* **Problem description**
Report each line of the data that includes the word "color".

* **Data for processing**
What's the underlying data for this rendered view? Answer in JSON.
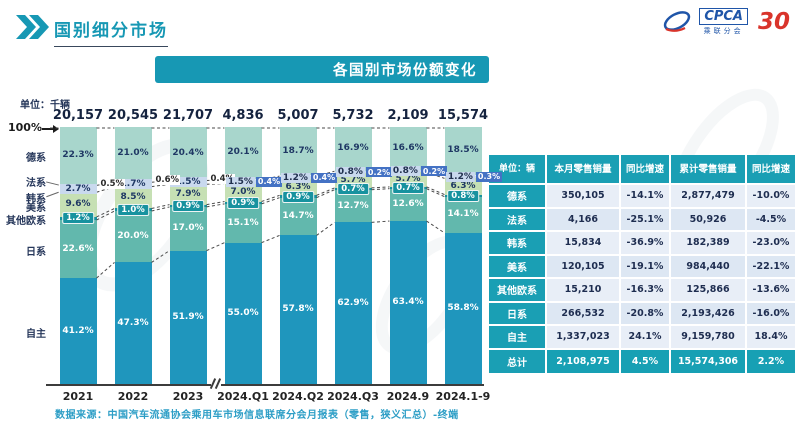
{
  "header": {
    "title": "国别细分市场",
    "logo": {
      "cpca": "CPCA",
      "sub": "乘联分会",
      "anniversary": "30"
    }
  },
  "banner": {
    "title": "各国别市场份额变化"
  },
  "chart_data": {
    "type": "bar",
    "stacked": true,
    "unit_label": "单位：千辆",
    "axis_top_label": "100%",
    "grid": false,
    "legend_position": "left-category-labels",
    "ylim": [
      0,
      100
    ],
    "categories": [
      "2021",
      "2022",
      "2023",
      "2024.Q1",
      "2024.Q2",
      "2024.Q3",
      "2024.9",
      "2024.1-9"
    ],
    "totals": [
      "20,157",
      "20,545",
      "21,707",
      "4,836",
      "5,007",
      "5,732",
      "2,109",
      "15,574"
    ],
    "axis_break_after_index": 2,
    "series": [
      {
        "name": "自主",
        "color": "#1f96bd",
        "text": "#ffffff",
        "values": [
          41.2,
          47.3,
          51.9,
          55.0,
          57.8,
          62.9,
          63.4,
          58.8
        ]
      },
      {
        "name": "日系",
        "color": "#62b8ad",
        "text": "#ffffff",
        "values": [
          22.6,
          20.0,
          17.0,
          15.1,
          14.7,
          12.7,
          12.6,
          14.1
        ]
      },
      {
        "name": "其他欧系",
        "color": "#17929f",
        "text": "#ffffff",
        "values": [
          1.2,
          1.0,
          0.9,
          0.9,
          0.9,
          0.7,
          0.7,
          0.8
        ]
      },
      {
        "name": "美系",
        "color": "#c6e0b4",
        "text": "#1f3864",
        "values": [
          9.6,
          8.5,
          7.9,
          7.0,
          6.3,
          5.7,
          5.7,
          6.3
        ]
      },
      {
        "name": "韩系",
        "color": "#c9d9ee",
        "text": "#1f3864",
        "values": [
          2.7,
          1.7,
          1.5,
          1.5,
          1.2,
          0.8,
          0.8,
          1.2
        ]
      },
      {
        "name": "法系",
        "color": "#dde7f4",
        "text": "#1f3864",
        "values": [
          0.5,
          0.6,
          0.4,
          0.4,
          0.4,
          0.2,
          0.2,
          0.3
        ]
      },
      {
        "name": "德系",
        "color": "#a8d6cc",
        "text": "#1f3864",
        "values": [
          22.3,
          21.0,
          20.4,
          20.1,
          18.7,
          16.9,
          16.6,
          18.5
        ]
      }
    ],
    "french_callout_box_from_index": 3
  },
  "table": {
    "unit_header": "单位：辆",
    "columns": [
      "本月零售销量",
      "同比增速",
      "累计零售销量",
      "同比增速"
    ],
    "rows": [
      {
        "label": "德系",
        "cells": [
          "350,105",
          "-14.1%",
          "2,877,479",
          "-10.0%"
        ]
      },
      {
        "label": "法系",
        "cells": [
          "4,166",
          "-25.1%",
          "50,926",
          "-4.5%"
        ]
      },
      {
        "label": "韩系",
        "cells": [
          "15,834",
          "-36.9%",
          "182,389",
          "-23.0%"
        ]
      },
      {
        "label": "美系",
        "cells": [
          "120,105",
          "-19.1%",
          "984,440",
          "-22.1%"
        ]
      },
      {
        "label": "其他欧系",
        "cells": [
          "15,210",
          "-16.3%",
          "125,866",
          "-13.6%"
        ]
      },
      {
        "label": "日系",
        "cells": [
          "266,532",
          "-20.8%",
          "2,193,426",
          "-16.0%"
        ]
      },
      {
        "label": "自主",
        "cells": [
          "1,337,023",
          "24.1%",
          "9,159,780",
          "18.4%"
        ]
      },
      {
        "label": "总计",
        "cells": [
          "2,108,975",
          "4.5%",
          "15,574,306",
          "2.2%"
        ],
        "is_total": true
      }
    ]
  },
  "footer": {
    "source": "数据来源：中国汽车流通协会乘用车市场信息联席分会月报表（零售，狭义汇总）-终端"
  }
}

* **Exercise answer**
        "color": "#1f96bd",
        "color": "#62b8ad",
        "color": "#17929f",
        "color": "#c6e0b4",
        "color": "#c9d9ee",
        "color": "#dde7f4",
        "color": "#a8d6cc",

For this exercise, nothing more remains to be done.